## Records to process
---*---

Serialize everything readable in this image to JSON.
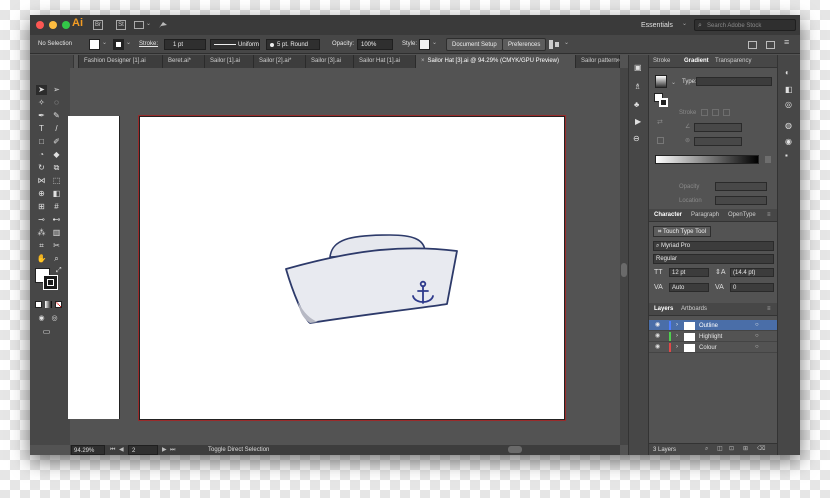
{
  "app": {
    "logo": "Ai",
    "bridge": "Br",
    "stock": "St"
  },
  "workspace": {
    "label": "Essentials",
    "search_placeholder": "Search Adobe Stock"
  },
  "control_bar": {
    "selection": "No Selection",
    "stroke_label": "Stroke:",
    "stroke_weight": "1 pt",
    "uniform": "Uniform",
    "brush": "5 pt. Round",
    "opacity_label": "Opacity:",
    "opacity_value": "100%",
    "style_label": "Style:",
    "doc_setup": "Document Setup",
    "preferences": "Preferences"
  },
  "tabs": [
    {
      "label": "Fashion Designer [1].ai"
    },
    {
      "label": "Beret.ai*"
    },
    {
      "label": "Sailor [1].ai"
    },
    {
      "label": "Sailor [2].ai*"
    },
    {
      "label": "Sailor [3].ai"
    },
    {
      "label": "Sailor Hat [1].ai"
    },
    {
      "label": "Sailor Hat [3].ai @ 94.29% (CMYK/GPU Preview)"
    },
    {
      "label": "Sailor pattern"
    }
  ],
  "status": {
    "zoom": "94.29%",
    "artboard": "2",
    "tool_hint": "Toggle Direct Selection"
  },
  "gradient_panel": {
    "tabs": [
      "Stroke",
      "Gradient",
      "Transparency"
    ],
    "type_label": "Type:",
    "stroke_label": "Stroke",
    "opacity_label": "Opacity",
    "location_label": "Location"
  },
  "character_panel": {
    "tabs": [
      "Character",
      "Paragraph",
      "OpenType"
    ],
    "touch_type": "Touch Type Tool",
    "font": "Myriad Pro",
    "style": "Regular",
    "size": "12 pt",
    "leading": "(14.4 pt)",
    "kerning": "Auto",
    "tracking": "0"
  },
  "layers_panel": {
    "tabs": [
      "Layers",
      "Artboards"
    ],
    "layers": [
      {
        "name": "Outline",
        "color": "#4f7fff"
      },
      {
        "name": "Highlight",
        "color": "#4fd04f"
      },
      {
        "name": "Colour",
        "color": "#e04848"
      }
    ],
    "count": "3 Layers"
  },
  "colors": {
    "accent": "#2f66b3",
    "hat_fill": "#e6e8ee",
    "hat_stroke": "#2d3a6a",
    "anchor": "#2e3a8c",
    "artboard_border": "#a02a2a"
  }
}
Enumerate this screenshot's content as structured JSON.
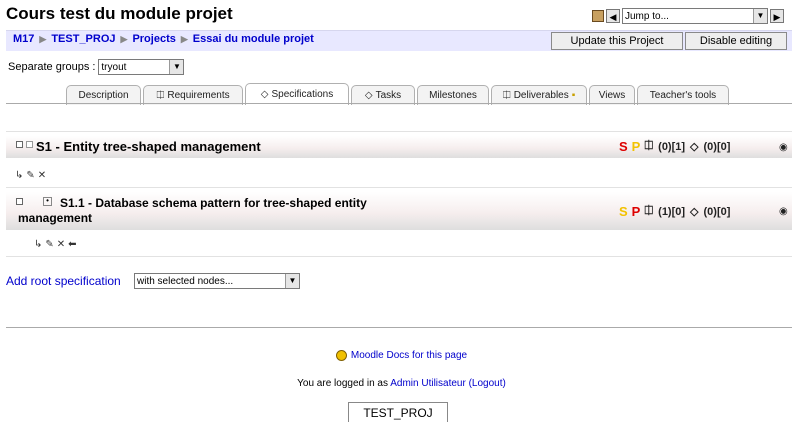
{
  "header": {
    "title": "Cours test du module projet",
    "jump_to": "Jump to..."
  },
  "breadcrumb": [
    "M17",
    "TEST_PROJ",
    "Projects",
    "Essai du module projet"
  ],
  "buttons": {
    "update": "Update this Project",
    "disable": "Disable editing"
  },
  "groups": {
    "label": "Separate groups",
    "value": "tryout"
  },
  "tabs": [
    {
      "label": "Description",
      "icon": ""
    },
    {
      "label": "Requirements",
      "icon": "requirement-icon"
    },
    {
      "label": "Specifications",
      "icon": "diamond-icon",
      "active": true
    },
    {
      "label": "Tasks",
      "icon": "diamond-icon"
    },
    {
      "label": "Milestones",
      "icon": ""
    },
    {
      "label": "Deliverables",
      "icon": "deliverable-icon"
    },
    {
      "label": "Views",
      "icon": ""
    },
    {
      "label": "Teacher's tools",
      "icon": ""
    }
  ],
  "specs": [
    {
      "title": "S1 - Entity tree-shaped management",
      "s": "S",
      "p": "P",
      "req_count": "(0)[1]",
      "task_count": "(0)[0]"
    },
    {
      "title_line1": "S1.1 - Database schema pattern for tree-shaped entity",
      "title_line2": "management",
      "s": "S",
      "p": "P",
      "req_count": "(1)[0]",
      "task_count": "(0)[0]"
    }
  ],
  "actions": {
    "add_root": "Add root specification",
    "with_selected": "with selected nodes..."
  },
  "footer": {
    "docs": "Moodle Docs for this page",
    "logged_prefix": "You are logged in as",
    "user": "Admin Utilisateur",
    "logout": "(Logout)",
    "course": "TEST_PROJ"
  },
  "colors": {
    "navbar": "#e8e8ff",
    "link": "#0000cc",
    "s_red": "#dd0000",
    "p_yellow": "#f2c200"
  }
}
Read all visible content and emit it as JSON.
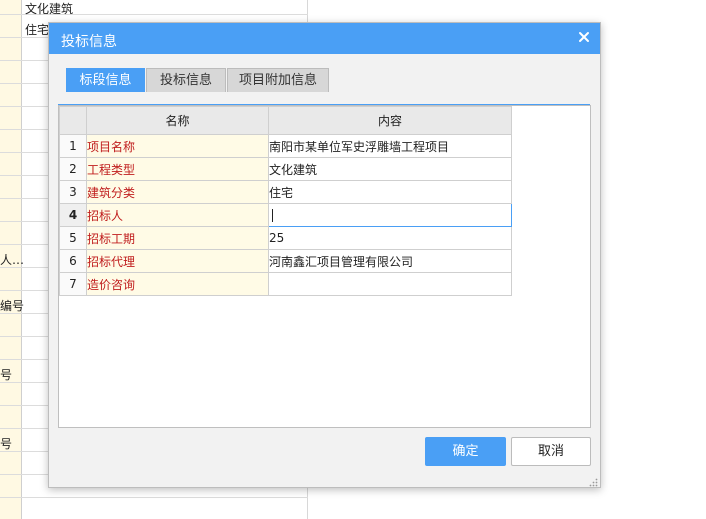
{
  "background": {
    "cells": [
      "文化建筑",
      "住宅"
    ],
    "partial_labels": [
      "人…",
      "编号",
      "号",
      "号"
    ]
  },
  "dialog": {
    "title": "投标信息",
    "tabs": [
      {
        "label": "标段信息",
        "active": true
      },
      {
        "label": "投标信息",
        "active": false
      },
      {
        "label": "项目附加信息",
        "active": false
      }
    ],
    "table": {
      "headers": {
        "name": "名称",
        "content": "内容"
      },
      "rows": [
        {
          "num": "1",
          "name": "项目名称",
          "value": "南阳市某单位军史浮雕墙工程项目"
        },
        {
          "num": "2",
          "name": "工程类型",
          "value": "文化建筑"
        },
        {
          "num": "3",
          "name": "建筑分类",
          "value": "住宅"
        },
        {
          "num": "4",
          "name": "招标人",
          "value": ""
        },
        {
          "num": "5",
          "name": "招标工期",
          "value": "25"
        },
        {
          "num": "6",
          "name": "招标代理",
          "value": "河南鑫汇项目管理有限公司"
        },
        {
          "num": "7",
          "name": "造价咨询",
          "value": ""
        }
      ]
    },
    "buttons": {
      "ok": "确定",
      "cancel": "取消"
    },
    "colors": {
      "accent": "#4a9ff5",
      "required_label": "#c01d1d",
      "header_highlight": "#fde5c6"
    }
  }
}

---*---

## Exercise prompt
Copy each line of the listing that contains the string "name".

## Finished exercise
        "name": "Outline",
        "name": "Highlight",
        "name": "Colour",
        "name": "名称",
          "name": "项目名称",
          "name": "工程类型",
          "name": "建筑分类",
          "name": "招标人",
          "name": "招标工期",
          "name": "招标代理",
          "name": "造价咨询",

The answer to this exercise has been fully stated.